* WHAT TO PRODUCE *
Extract each line of the material that follows exactly and omit its pictures.
::::::
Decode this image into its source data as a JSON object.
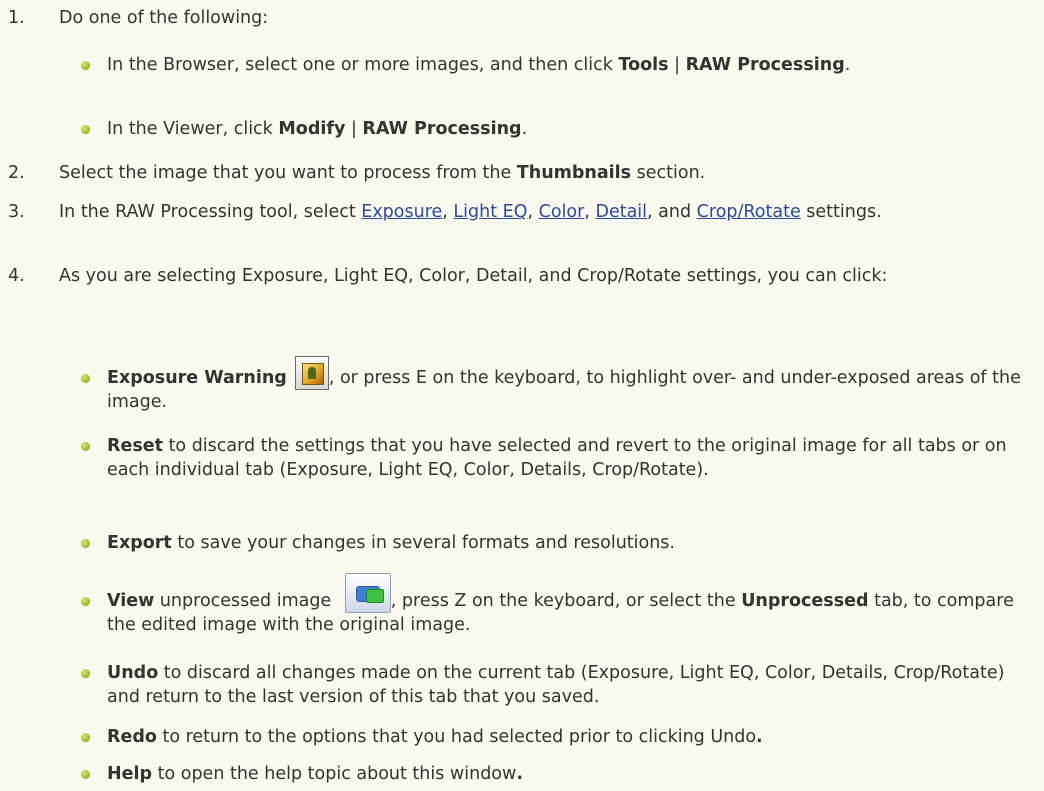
{
  "steps": [
    {
      "num": "1.",
      "text": "Do one of the following:"
    },
    {
      "num": "2.",
      "pre": "Select the image that you want to process from the ",
      "bold": "Thumbnails",
      "post": " section."
    },
    {
      "num": "3.",
      "pre": "In the RAW Processing tool, select ",
      "link1": "Exposure",
      "sep1": ", ",
      "link2": "Light EQ",
      "sep2": ", ",
      "link3": "Color",
      "sep3": ", ",
      "link4": "Detail",
      "sep4": ", and ",
      "link5": "Crop/Rotate",
      "post": " settings."
    },
    {
      "num": "4.",
      "text": "As you are selecting Exposure, Light EQ, Color, Detail, and Crop/Rotate settings, you can click:"
    }
  ],
  "step1_bullets": [
    {
      "pre": "In the Browser, select one or more images, and then click ",
      "b1": "Tools",
      "mid": " | ",
      "b2": "RAW Processing",
      "post": "."
    },
    {
      "pre": "In the Viewer, click ",
      "b1": "Modify",
      "mid": " | ",
      "b2": "RAW Processing",
      "post": "."
    }
  ],
  "step4_bullets": [
    {
      "bold": "Exposure Warning",
      "icon": "exposure-warning-icon",
      "post": ", or press E on the keyboard, to highlight over- and under-exposed areas of the image."
    },
    {
      "bold": "Reset",
      "post": " to discard the settings that you have selected and revert to the original image for all tabs or on each individual tab (Exposure, Light EQ, Color, Details, Crop/Rotate)."
    },
    {
      "bold": "Export",
      "post": " to save your changes in several formats and resolutions."
    },
    {
      "bold": "View",
      "mid": " unprocessed image ",
      "icon": "view-unprocessed-icon",
      "mid2": ", press Z on the keyboard, or select the ",
      "bold2": "Unprocessed",
      "post": " tab, to compare the edited image with the original image."
    },
    {
      "bold": "Undo",
      "post": " to discard all changes made on the current tab (Exposure, Light EQ, Color, Details, Crop/Rotate) and return to the last version of this tab that you saved."
    },
    {
      "bold": "Redo",
      "post": " to return to the options that you had selected prior to clicking Undo",
      "bold_end": "."
    },
    {
      "bold": "Help",
      "post": " to open the help topic about this window",
      "bold_end": "."
    }
  ],
  "colors": {
    "background": "#f9f9ee",
    "text": "#333333",
    "link": "#2a4aa0",
    "bullet": "#a8c030"
  }
}
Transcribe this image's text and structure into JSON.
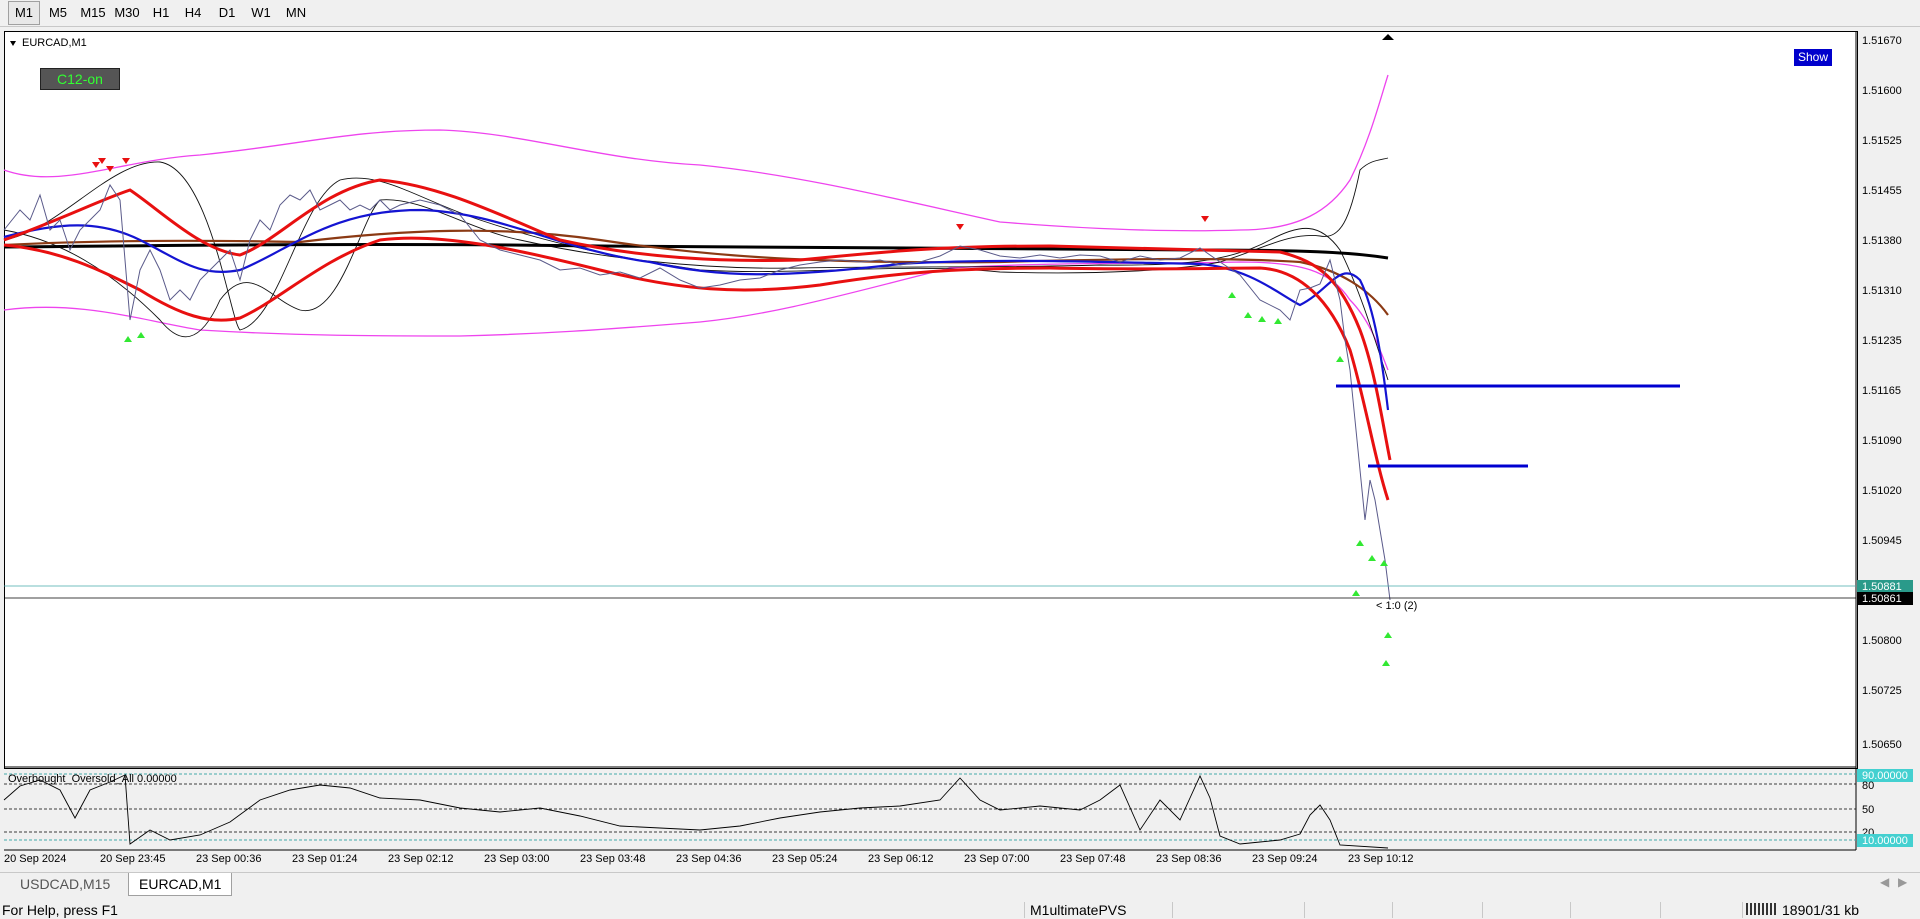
{
  "toolbar": {
    "timeframes": [
      "M1",
      "M5",
      "M15",
      "M30",
      "H1",
      "H4",
      "D1",
      "W1",
      "MN"
    ]
  },
  "chart": {
    "symbol_label": "EURCAD,M1",
    "c12_label": "C12-on",
    "show_label": "Show",
    "price_ticks": [
      "1.51670",
      "1.51600",
      "1.51525",
      "1.51455",
      "1.51380",
      "1.51310",
      "1.51235",
      "1.51165",
      "1.51090",
      "1.51020",
      "1.50945",
      "1.50881",
      "1.50861",
      "1.50800",
      "1.50725",
      "1.50650"
    ],
    "current_price": "1.50861",
    "ask_price": "1.50881",
    "trade_label": "< 1:0 (2)",
    "time_ticks": [
      "20 Sep 2024",
      "20 Sep 23:45",
      "23 Sep 00:36",
      "23 Sep 01:24",
      "23 Sep 02:12",
      "23 Sep 03:00",
      "23 Sep 03:48",
      "23 Sep 04:36",
      "23 Sep 05:24",
      "23 Sep 06:12",
      "23 Sep 07:00",
      "23 Sep 07:48",
      "23 Sep 08:36",
      "23 Sep 09:24",
      "23 Sep 10:12"
    ],
    "colors": {
      "ma_red": "#e81010",
      "ma_blue": "#1414d2",
      "ma_black": "#000000",
      "ma_brown": "#8b3a14",
      "envelope_magenta": "#ee44ee",
      "level_blue": "#0000d0",
      "arrow_green": "#32e832",
      "arrow_red": "#e81010",
      "candle": "#5a5a8a"
    }
  },
  "sub_window": {
    "title": "Overbought_Oversold_All 0.00000",
    "level_ticks": [
      "90.00000",
      "80",
      "50",
      "20",
      "10.00000"
    ]
  },
  "tabs": [
    "USDCAD,M15",
    "EURCAD,M1"
  ],
  "status": {
    "help": "For Help, press F1",
    "profile": "M1ultimatePVS",
    "traffic": "18901/31 kb"
  }
}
::::::
* WRITTEN SOLUTION *
Decode this image into its source data as a JSON object.
{
  "steps": [
    {
      "num": "1.",
      "text": "Do one of the following:"
    },
    {
      "num": "2.",
      "pre": "Select the image that you want to process from the ",
      "bold": "Thumbnails",
      "post": " section."
    },
    {
      "num": "3.",
      "pre": "In the RAW Processing tool, select ",
      "link1": "Exposure",
      "sep1": ", ",
      "link2": "Light EQ",
      "sep2": ", ",
      "link3": "Color",
      "sep3": ", ",
      "link4": "Detail",
      "sep4": ", and ",
      "link5": "Crop/Rotate",
      "post": " settings."
    },
    {
      "num": "4.",
      "text": "As you are selecting Exposure, Light EQ, Color, Detail, and Crop/Rotate settings, you can click:"
    }
  ],
  "step1_bullets": [
    {
      "pre": "In the Browser, select one or more images, and then click ",
      "b1": "Tools",
      "mid": " | ",
      "b2": "RAW Processing",
      "post": "."
    },
    {
      "pre": "In the Viewer, click ",
      "b1": "Modify",
      "mid": " | ",
      "b2": "RAW Processing",
      "post": "."
    }
  ],
  "step4_bullets": [
    {
      "bold": "Exposure Warning",
      "icon": "exposure-warning-icon",
      "post": ", or press E on the keyboard, to highlight over- and under-exposed areas of the image."
    },
    {
      "bold": "Reset",
      "post": " to discard the settings that you have selected and revert to the original image for all tabs or on each individual tab (Exposure, Light EQ, Color, Details, Crop/Rotate)."
    },
    {
      "bold": "Export",
      "post": " to save your changes in several formats and resolutions."
    },
    {
      "bold": "View",
      "mid": " unprocessed image ",
      "icon": "view-unprocessed-icon",
      "mid2": ", press Z on the keyboard, or select the ",
      "bold2": "Unprocessed",
      "post": " tab, to compare the edited image with the original image."
    },
    {
      "bold": "Undo",
      "post": " to discard all changes made on the current tab (Exposure, Light EQ, Color, Details, Crop/Rotate) and return to the last version of this tab that you saved."
    },
    {
      "bold": "Redo",
      "post": " to return to the options that you had selected prior to clicking Undo",
      "bold_end": "."
    },
    {
      "bold": "Help",
      "post": " to open the help topic about this window",
      "bold_end": "."
    }
  ],
  "colors": {
    "background": "#f9f9ee",
    "text": "#333333",
    "link": "#2a4aa0",
    "bullet": "#a8c030"
  }
}
Transcribe this image's text and structure into JSON.
{
  "toolbar": {
    "timeframes": [
      "M1",
      "M5",
      "M15",
      "M30",
      "H1",
      "H4",
      "D1",
      "W1",
      "MN"
    ]
  },
  "chart": {
    "symbol_label": "EURCAD,M1",
    "c12_label": "C12-on",
    "show_label": "Show",
    "price_ticks": [
      "1.51670",
      "1.51600",
      "1.51525",
      "1.51455",
      "1.51380",
      "1.51310",
      "1.51235",
      "1.51165",
      "1.51090",
      "1.51020",
      "1.50945",
      "1.50881",
      "1.50861",
      "1.50800",
      "1.50725",
      "1.50650"
    ],
    "current_price": "1.50861",
    "ask_price": "1.50881",
    "trade_label": "< 1:0 (2)",
    "time_ticks": [
      "20 Sep 2024",
      "20 Sep 23:45",
      "23 Sep 00:36",
      "23 Sep 01:24",
      "23 Sep 02:12",
      "23 Sep 03:00",
      "23 Sep 03:48",
      "23 Sep 04:36",
      "23 Sep 05:24",
      "23 Sep 06:12",
      "23 Sep 07:00",
      "23 Sep 07:48",
      "23 Sep 08:36",
      "23 Sep 09:24",
      "23 Sep 10:12"
    ],
    "colors": {
      "ma_red": "#e81010",
      "ma_blue": "#1414d2",
      "ma_black": "#000000",
      "ma_brown": "#8b3a14",
      "envelope_magenta": "#ee44ee",
      "level_blue": "#0000d0",
      "arrow_green": "#32e832",
      "arrow_red": "#e81010",
      "candle": "#5a5a8a"
    }
  },
  "sub_window": {
    "title": "Overbought_Oversold_All 0.00000",
    "level_ticks": [
      "90.00000",
      "80",
      "50",
      "20",
      "10.00000"
    ]
  },
  "tabs": [
    "USDCAD,M15",
    "EURCAD,M1"
  ],
  "status": {
    "help": "For Help, press F1",
    "profile": "M1ultimatePVS",
    "traffic": "18901/31 kb"
  }
}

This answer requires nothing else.